## Begin Data to process

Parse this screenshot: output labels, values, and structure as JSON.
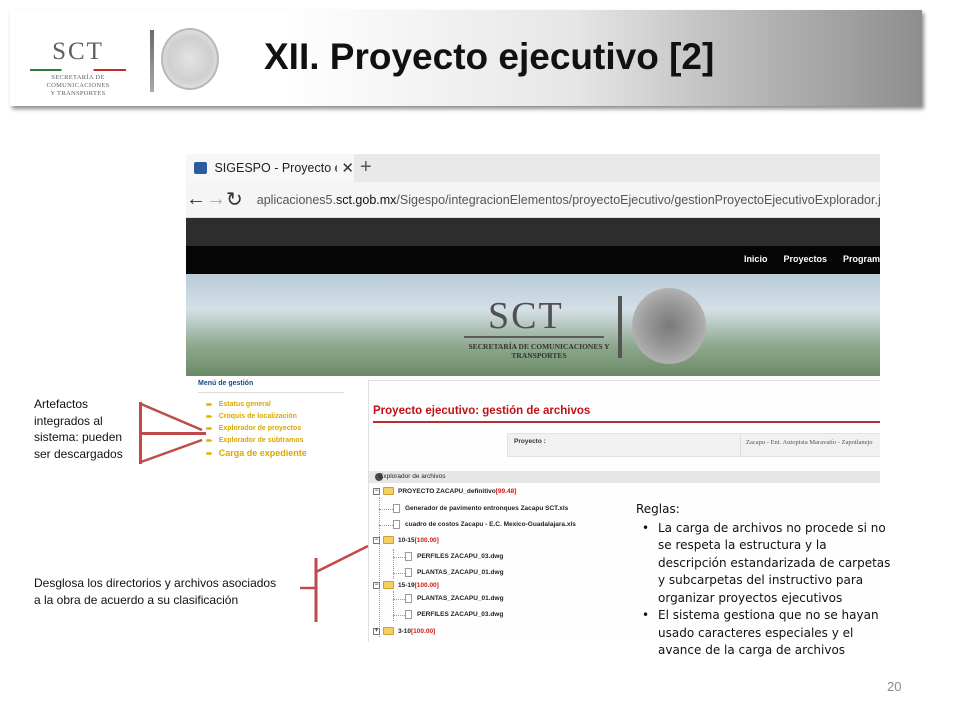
{
  "slide": {
    "title": "XII. Proyecto ejecutivo [2]",
    "page_number": "20"
  },
  "logo": {
    "sct": "SCT",
    "line1": "SECRETARÍA DE",
    "line2": "COMUNICACIONES",
    "line3": "Y TRANSPORTES"
  },
  "browser": {
    "tab_title": "SIGESPO - Proyecto ejec",
    "tab_close": "✕",
    "new_tab": "+",
    "back": "←",
    "forward": "→",
    "refresh": "↻",
    "url_prefix": "aplicaciones5.",
    "url_domain": "sct.gob.mx",
    "url_path": "/Sigespo/integracionElementos/proyectoEjecutivo/gestionProyectoEjecutivoExplorador.jsf"
  },
  "site": {
    "nav": [
      "Inicio",
      "Proyectos",
      "Program"
    ],
    "banner_sct": "SCT",
    "banner_sub": "SECRETARÍA DE COMUNICACIONES Y TRANSPORTES"
  },
  "menu": {
    "title": "Menú de gestión",
    "items": [
      "Estatus general",
      "Croquis de localización",
      "Explorador de proyectos",
      "Explorador de subtramos",
      "Carga de expediente"
    ]
  },
  "panel": {
    "title": "Proyecto ejecutivo: gestión de archivos",
    "project_label": "Proyecto :",
    "project_value": "Zacapu - Ent. Autopista Maravatío - Zapotlanejo",
    "explorer_title": "Explorador de archivos"
  },
  "tree": {
    "root_name": "PROYECTO ZACAPU_definitivo ",
    "root_pct": "[99.48]",
    "file1": "Generador de pavimento entronques Zacapu SCT.xls",
    "file2": "cuadro de costos Zacapu - E.C. Mexico-Guadalajara.xls",
    "folder1_name": "10-15 ",
    "folder1_pct": "[100.00]",
    "f1_a": "PERFILES ZACAPU_03.dwg",
    "f1_b": "PLANTAS_ZACAPU_01.dwg",
    "folder2_name": "15-19 ",
    "folder2_pct": "[100.00]",
    "f2_a": "PLANTAS_ZACAPU_01.dwg",
    "f2_b": "PERFILES ZACAPU_03.dwg",
    "folder3_name": "3-10 ",
    "folder3_pct": "[100.00]"
  },
  "notes": {
    "artefactos": [
      "Artefactos",
      "integrados al",
      "sistema: pueden",
      "ser descargados"
    ],
    "desglosa": [
      "Desglosa los directorios y archivos asociados",
      "a la obra de acuerdo a su clasificación"
    ]
  },
  "rules": {
    "heading": "Reglas:",
    "rule1": "La carga de archivos no procede si no se respeta la estructura y la descripción estandarizada de carpetas y subcarpetas del instructivo para organizar proyectos ejecutivos",
    "rule2": "El sistema gestiona que no se hayan usado caracteres especiales y el avance de la carga de archivos"
  },
  "colors": {
    "accent_red": "#c0101a",
    "menu_yellow": "#d9a800",
    "callout_red": "#c04a4a"
  }
}
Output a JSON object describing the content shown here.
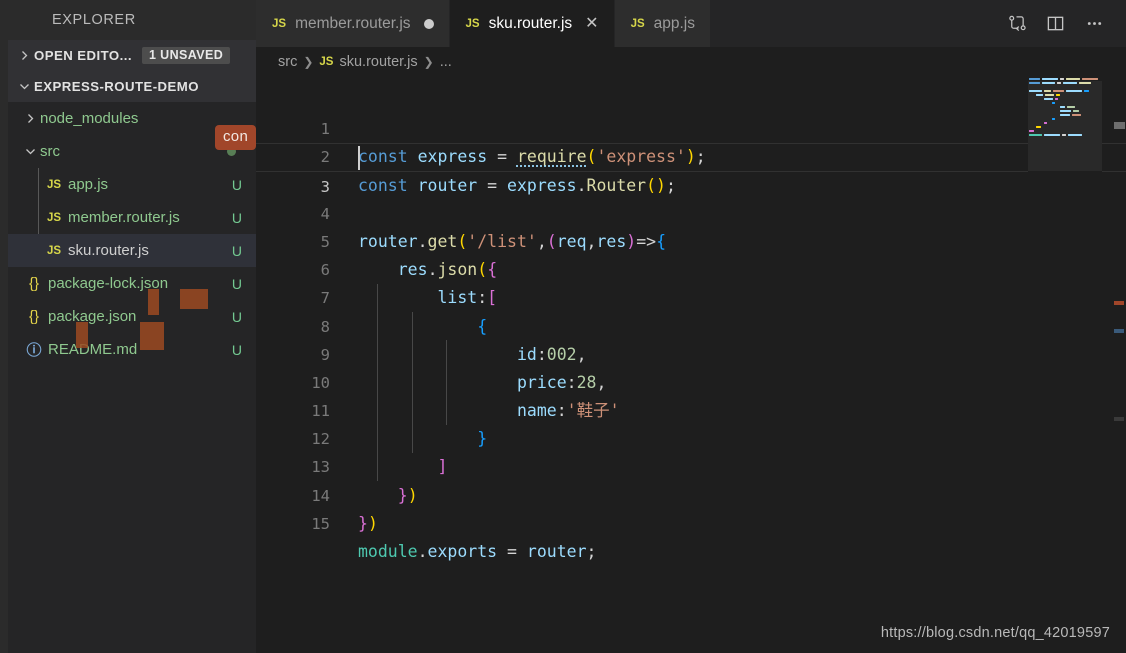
{
  "window": {
    "theme_bg": "#1e1e1e",
    "sidebar_bg": "#252526",
    "accent": "#d7d74a"
  },
  "sidebar": {
    "title": "EXPLORER",
    "sections": [
      {
        "label": "OPEN EDITO...",
        "badge": "1 UNSAVED",
        "expanded": false
      },
      {
        "label": "EXPRESS-ROUTE-DEMO",
        "badge": "",
        "expanded": true
      }
    ],
    "ime_badge": "con",
    "tree": [
      {
        "name": "node_modules",
        "icon": "folder",
        "icon_label": "",
        "status": "",
        "indent": 1,
        "expanded": false,
        "selected": false,
        "has_dot": false
      },
      {
        "name": "src",
        "icon": "folder",
        "icon_label": "",
        "status": "",
        "indent": 1,
        "expanded": true,
        "selected": false,
        "has_dot": true
      },
      {
        "name": "app.js",
        "icon": "js",
        "icon_label": "JS",
        "status": "U",
        "indent": 2,
        "expanded": null,
        "selected": false,
        "has_dot": false
      },
      {
        "name": "member.router.js",
        "icon": "js",
        "icon_label": "JS",
        "status": "U",
        "indent": 2,
        "expanded": null,
        "selected": false,
        "has_dot": false
      },
      {
        "name": "sku.router.js",
        "icon": "js",
        "icon_label": "JS",
        "status": "U",
        "indent": 2,
        "expanded": null,
        "selected": true,
        "has_dot": false
      },
      {
        "name": "package-lock.json",
        "icon": "json",
        "icon_label": "{}",
        "status": "U",
        "indent": 1,
        "expanded": null,
        "selected": false,
        "has_dot": false
      },
      {
        "name": "package.json",
        "icon": "json",
        "icon_label": "{}",
        "status": "U",
        "indent": 1,
        "expanded": null,
        "selected": false,
        "has_dot": false
      },
      {
        "name": "README.md",
        "icon": "md",
        "icon_label": "ⓘ",
        "status": "U",
        "indent": 1,
        "expanded": null,
        "selected": false,
        "has_dot": false
      }
    ]
  },
  "tabs": [
    {
      "icon_label": "JS",
      "label": "member.router.js",
      "active": false,
      "dirty": true
    },
    {
      "icon_label": "JS",
      "label": "sku.router.js",
      "active": true,
      "dirty": false
    },
    {
      "icon_label": "JS",
      "label": "app.js",
      "active": false,
      "dirty": false
    }
  ],
  "tab_actions": [
    {
      "name": "split-diff-icon",
      "title": "Open Changes"
    },
    {
      "name": "split-editor-icon",
      "title": "Split Editor"
    },
    {
      "name": "more-actions-icon",
      "title": "More Actions..."
    }
  ],
  "breadcrumb": {
    "folder": "src",
    "file_icon": "JS",
    "file": "sku.router.js",
    "tail": "..."
  },
  "editor": {
    "language": "javascript",
    "cursor_line": 3,
    "cursor_column": 1,
    "total_lines": 15,
    "lines": [
      {
        "n": 1,
        "text": "const express = require('express');"
      },
      {
        "n": 2,
        "text": "const router = express.Router();"
      },
      {
        "n": 3,
        "text": ""
      },
      {
        "n": 4,
        "text": "router.get('/list',(req,res)=>{"
      },
      {
        "n": 5,
        "text": "    res.json({"
      },
      {
        "n": 6,
        "text": "        list:["
      },
      {
        "n": 7,
        "text": "            {"
      },
      {
        "n": 8,
        "text": "                id:002,"
      },
      {
        "n": 9,
        "text": "                price:28,"
      },
      {
        "n": 10,
        "text": "                name:'鞋子'"
      },
      {
        "n": 11,
        "text": "            }"
      },
      {
        "n": 12,
        "text": "        ]"
      },
      {
        "n": 13,
        "text": "    })"
      },
      {
        "n": 14,
        "text": "})"
      },
      {
        "n": 15,
        "text": "module.exports = router;"
      }
    ],
    "token_colors": {
      "keyword": "#569cd6",
      "identifier": "#9cdcfe",
      "function": "#dcdcaa",
      "string": "#ce9178",
      "number": "#b5cea8",
      "operator": "#d4d4d4",
      "bracket_1": "#ffd700",
      "bracket_2": "#da70d6",
      "bracket_3": "#179fff",
      "module": "#4ec9b0",
      "line_number": "#7a7a7a"
    }
  },
  "watermark": "https://blog.csdn.net/qq_42019597"
}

## End Data to process

**Problem details**:
Copy each line that holds the word "true".

**The output**:
        "expanded": true
        "expanded": true,
        "has_dot": true
        "selected": true,
      "dirty": true
      "active": true,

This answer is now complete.